======== Task inputs ========

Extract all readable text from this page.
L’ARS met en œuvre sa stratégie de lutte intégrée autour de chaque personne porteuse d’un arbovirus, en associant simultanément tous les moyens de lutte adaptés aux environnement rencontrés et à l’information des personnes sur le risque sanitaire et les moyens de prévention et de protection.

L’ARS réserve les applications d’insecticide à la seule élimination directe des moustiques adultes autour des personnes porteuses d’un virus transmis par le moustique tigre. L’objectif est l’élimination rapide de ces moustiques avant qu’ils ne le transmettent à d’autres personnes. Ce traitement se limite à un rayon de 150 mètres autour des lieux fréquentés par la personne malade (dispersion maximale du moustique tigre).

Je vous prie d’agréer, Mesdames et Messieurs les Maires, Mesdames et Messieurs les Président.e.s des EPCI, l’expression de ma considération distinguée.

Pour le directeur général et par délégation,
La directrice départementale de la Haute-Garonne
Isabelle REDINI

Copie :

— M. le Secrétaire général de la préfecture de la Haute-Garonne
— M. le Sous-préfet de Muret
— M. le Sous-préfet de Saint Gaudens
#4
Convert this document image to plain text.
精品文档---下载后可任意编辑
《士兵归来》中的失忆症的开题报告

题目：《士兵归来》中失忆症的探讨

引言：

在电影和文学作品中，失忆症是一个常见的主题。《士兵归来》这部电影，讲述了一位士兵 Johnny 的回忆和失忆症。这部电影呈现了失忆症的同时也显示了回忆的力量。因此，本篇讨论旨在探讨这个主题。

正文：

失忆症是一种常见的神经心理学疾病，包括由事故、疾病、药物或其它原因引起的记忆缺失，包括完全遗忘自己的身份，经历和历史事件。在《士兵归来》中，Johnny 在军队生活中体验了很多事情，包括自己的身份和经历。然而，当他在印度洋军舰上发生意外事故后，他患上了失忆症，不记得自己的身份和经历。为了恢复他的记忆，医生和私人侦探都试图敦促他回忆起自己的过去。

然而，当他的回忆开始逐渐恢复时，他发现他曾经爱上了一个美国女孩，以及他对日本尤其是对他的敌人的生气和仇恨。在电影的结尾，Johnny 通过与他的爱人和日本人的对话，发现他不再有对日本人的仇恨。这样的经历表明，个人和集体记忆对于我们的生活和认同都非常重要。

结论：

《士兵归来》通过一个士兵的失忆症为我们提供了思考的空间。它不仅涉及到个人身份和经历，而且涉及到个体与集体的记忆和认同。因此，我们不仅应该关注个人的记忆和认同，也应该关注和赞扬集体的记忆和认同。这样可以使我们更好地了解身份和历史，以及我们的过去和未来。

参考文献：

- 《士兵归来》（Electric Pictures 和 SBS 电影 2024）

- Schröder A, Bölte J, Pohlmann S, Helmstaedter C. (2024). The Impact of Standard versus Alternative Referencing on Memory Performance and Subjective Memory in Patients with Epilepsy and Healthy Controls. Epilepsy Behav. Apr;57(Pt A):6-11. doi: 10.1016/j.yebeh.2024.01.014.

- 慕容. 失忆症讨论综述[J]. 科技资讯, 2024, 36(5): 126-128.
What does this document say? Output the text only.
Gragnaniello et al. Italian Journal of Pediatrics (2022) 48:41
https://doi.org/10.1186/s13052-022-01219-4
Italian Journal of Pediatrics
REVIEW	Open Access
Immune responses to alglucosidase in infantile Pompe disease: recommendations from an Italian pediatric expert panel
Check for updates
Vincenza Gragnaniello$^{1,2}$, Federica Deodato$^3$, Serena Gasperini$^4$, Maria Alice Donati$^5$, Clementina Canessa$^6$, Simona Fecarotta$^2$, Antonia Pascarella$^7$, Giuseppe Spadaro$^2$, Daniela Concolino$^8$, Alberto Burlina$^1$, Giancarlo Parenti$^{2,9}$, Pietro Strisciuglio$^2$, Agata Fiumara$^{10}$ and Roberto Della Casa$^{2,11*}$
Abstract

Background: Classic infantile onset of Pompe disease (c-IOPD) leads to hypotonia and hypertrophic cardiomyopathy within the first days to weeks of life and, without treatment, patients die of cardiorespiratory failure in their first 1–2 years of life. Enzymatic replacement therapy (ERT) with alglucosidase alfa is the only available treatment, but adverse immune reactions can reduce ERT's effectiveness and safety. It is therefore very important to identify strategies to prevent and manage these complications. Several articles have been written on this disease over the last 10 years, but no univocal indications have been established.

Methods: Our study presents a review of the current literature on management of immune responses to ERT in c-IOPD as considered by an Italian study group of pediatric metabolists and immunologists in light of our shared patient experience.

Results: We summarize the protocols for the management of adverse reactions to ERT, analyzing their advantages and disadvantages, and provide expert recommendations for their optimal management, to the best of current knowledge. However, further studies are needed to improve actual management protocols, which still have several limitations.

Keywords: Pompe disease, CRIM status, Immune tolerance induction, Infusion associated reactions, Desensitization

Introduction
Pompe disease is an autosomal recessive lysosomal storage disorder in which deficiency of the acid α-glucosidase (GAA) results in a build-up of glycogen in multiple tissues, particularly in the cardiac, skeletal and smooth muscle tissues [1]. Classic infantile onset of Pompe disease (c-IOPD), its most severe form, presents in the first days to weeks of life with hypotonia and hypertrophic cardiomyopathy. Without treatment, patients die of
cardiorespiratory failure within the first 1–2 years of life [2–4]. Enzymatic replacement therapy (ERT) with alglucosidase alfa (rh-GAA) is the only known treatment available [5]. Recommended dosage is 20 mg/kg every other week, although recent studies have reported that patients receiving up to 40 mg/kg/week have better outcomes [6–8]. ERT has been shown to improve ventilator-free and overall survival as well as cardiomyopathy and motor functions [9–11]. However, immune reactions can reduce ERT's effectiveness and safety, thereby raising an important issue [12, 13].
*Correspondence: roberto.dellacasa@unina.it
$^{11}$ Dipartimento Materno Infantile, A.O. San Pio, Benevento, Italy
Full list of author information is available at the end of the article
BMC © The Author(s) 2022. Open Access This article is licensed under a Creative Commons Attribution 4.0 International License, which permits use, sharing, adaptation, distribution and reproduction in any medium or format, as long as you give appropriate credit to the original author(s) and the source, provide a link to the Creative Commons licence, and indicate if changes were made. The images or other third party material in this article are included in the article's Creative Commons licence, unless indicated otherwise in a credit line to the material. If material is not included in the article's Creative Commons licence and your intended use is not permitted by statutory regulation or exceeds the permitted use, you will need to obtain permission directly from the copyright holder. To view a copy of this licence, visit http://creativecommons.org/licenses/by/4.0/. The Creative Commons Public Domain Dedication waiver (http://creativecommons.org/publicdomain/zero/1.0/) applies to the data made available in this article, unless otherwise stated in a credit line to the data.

========

Assignment>
Give every record again, exactly as it reads.

Task solution>
Extract all readable text from this page.
L’ARS met en œuvre sa stratégie de lutte intégrée autour de chaque personne porteuse d’un arbovirus, en associant simultanément tous les moyens de lutte adaptés aux environnement rencontrés et à l’information des personnes sur le risque sanitaire et les moyens de prévention et de protection.

L’ARS réserve les applications d’insecticide à la seule élimination directe des moustiques adultes autour des personnes porteuses d’un virus transmis par le moustique tigre. L’objectif est l’élimination rapide de ces moustiques avant qu’ils ne le transmettent à d’autres personnes. Ce traitement se limite à un rayon de 150 mètres autour des lieux fréquentés par la personne malade (dispersion maximale du moustique tigre).

Je vous prie d’agréer, Mesdames et Messieurs les Maires, Mesdames et Messieurs les Président.e.s des EPCI, l’expression de ma considération distinguée.

Pour le directeur général et par délégation,
La directrice départementale de la Haute-Garonne
Isabelle REDINI

Copie :

— M. le Secrétaire général de la préfecture de la Haute-Garonne
— M. le Sous-préfet de Muret
— M. le Sous-préfet de Saint Gaudens
#4
Convert this document image to plain text.
精品文档---下载后可任意编辑
《士兵归来》中的失忆症的开题报告

题目：《士兵归来》中失忆症的探讨

引言：

在电影和文学作品中，失忆症是一个常见的主题。《士兵归来》这部电影，讲述了一位士兵 Johnny 的回忆和失忆症。这部电影呈现了失忆症的同时也显示了回忆的力量。因此，本篇讨论旨在探讨这个主题。

正文：

失忆症是一种常见的神经心理学疾病，包括由事故、疾病、药物或其它原因引起的记忆缺失，包括完全遗忘自己的身份，经历和历史事件。在《士兵归来》中，Johnny 在军队生活中体验了很多事情，包括自己的身份和经历。然而，当他在印度洋军舰上发生意外事故后，他患上了失忆症，不记得自己的身份和经历。为了恢复他的记忆，医生和私人侦探都试图敦促他回忆起自己的过去。

然而，当他的回忆开始逐渐恢复时，他发现他曾经爱上了一个美国女孩，以及他对日本尤其是对他的敌人的生气和仇恨。在电影的结尾，Johnny 通过与他的爱人和日本人的对话，发现他不再有对日本人的仇恨。这样的经历表明，个人和集体记忆对于我们的生活和认同都非常重要。

结论：

《士兵归来》通过一个士兵的失忆症为我们提供了思考的空间。它不仅涉及到个人身份和经历，而且涉及到个体与集体的记忆和认同。因此，我们不仅应该关注个人的记忆和认同，也应该关注和赞扬集体的记忆和认同。这样可以使我们更好地了解身份和历史，以及我们的过去和未来。

参考文献：

- 《士兵归来》（Electric Pictures 和 SBS 电影 2024）

- Schröder A, Bölte J, Pohlmann S, Helmstaedter C. (2024). The Impact of Standard versus Alternative Referencing on Memory Performance and Subjective Memory in Patients with Epilepsy and Healthy Controls. Epilepsy Behav. Apr;57(Pt A):6-11. doi: 10.1016/j.yebeh.2024.01.014.

- 慕容. 失忆症讨论综述[J]. 科技资讯, 2024, 36(5): 126-128.
What does this document say? Output the text only.
Gragnaniello et al. Italian Journal of Pediatrics (2022) 48:41
https://doi.org/10.1186/s13052-022-01219-4
Italian Journal of Pediatrics
REVIEW	Open Access
Immune responses to alglucosidase in infantile Pompe disease: recommendations from an Italian pediatric expert panel
Check for updates
Vincenza Gragnaniello$^{1,2}$, Federica Deodato$^3$, Serena Gasperini$^4$, Maria Alice Donati$^5$, Clementina Canessa$^6$, Simona Fecarotta$^2$, Antonia Pascarella$^7$, Giuseppe Spadaro$^2$, Daniela Concolino$^8$, Alberto Burlina$^1$, Giancarlo Parenti$^{2,9}$, Pietro Strisciuglio$^2$, Agata Fiumara$^{10}$ and Roberto Della Casa$^{2,11*}$
Abstract

Background: Classic infantile onset of Pompe disease (c-IOPD) leads to hypotonia and hypertrophic cardiomyopathy within the first days to weeks of life and, without treatment, patients die of cardiorespiratory failure in their first 1–2 years of life. Enzymatic replacement therapy (ERT) with alglucosidase alfa is the only available treatment, but adverse immune reactions can reduce ERT's effectiveness and safety. It is therefore very important to identify strategies to prevent and manage these complications. Several articles have been written on this disease over the last 10 years, but no univocal indications have been established.

Methods: Our study presents a review of the current literature on management of immune responses to ERT in c-IOPD as considered by an Italian study group of pediatric metabolists and immunologists in light of our shared patient experience.

Results: We summarize the protocols for the management of adverse reactions to ERT, analyzing their advantages and disadvantages, and provide expert recommendations for their optimal management, to the best of current knowledge. However, further studies are needed to improve actual management protocols, which still have several limitations.

Keywords: Pompe disease, CRIM status, Immune tolerance induction, Infusion associated reactions, Desensitization

Introduction
Pompe disease is an autosomal recessive lysosomal storage disorder in which deficiency of the acid α-glucosidase (GAA) results in a build-up of glycogen in multiple tissues, particularly in the cardiac, skeletal and smooth muscle tissues [1]. Classic infantile onset of Pompe disease (c-IOPD), its most severe form, presents in the first days to weeks of life with hypotonia and hypertrophic cardiomyopathy. Without treatment, patients die of
cardiorespiratory failure within the first 1–2 years of life [2–4]. Enzymatic replacement therapy (ERT) with alglucosidase alfa (rh-GAA) is the only known treatment available [5]. Recommended dosage is 20 mg/kg every other week, although recent studies have reported that patients receiving up to 40 mg/kg/week have better outcomes [6–8]. ERT has been shown to improve ventilator-free and overall survival as well as cardiomyopathy and motor functions [9–11]. However, immune reactions can reduce ERT's effectiveness and safety, thereby raising an important issue [12, 13].
*Correspondence: roberto.dellacasa@unina.it
$^{11}$ Dipartimento Materno Infantile, A.O. San Pio, Benevento, Italy
Full list of author information is available at the end of the article
BMC © The Author(s) 2022. Open Access This article is licensed under a Creative Commons Attribution 4.0 International License, which permits use, sharing, adaptation, distribution and reproduction in any medium or format, as long as you give appropriate credit to the original author(s) and the source, provide a link to the Creative Commons licence, and indicate if changes were made. The images or other third party material in this article are included in the article's Creative Commons licence, unless indicated otherwise in a credit line to the material. If material is not included in the article's Creative Commons licence and your intended use is not permitted by statutory regulation or exceeds the permitted use, you will need to obtain permission directly from the copyright holder. To view a copy of this licence, visit http://creativecommons.org/licenses/by/4.0/. The Creative Commons Public Domain Dedication waiver (http://creativecommons.org/publicdomain/zero/1.0/) applies to the data made available in this article, unless otherwise stated in a credit line to the data.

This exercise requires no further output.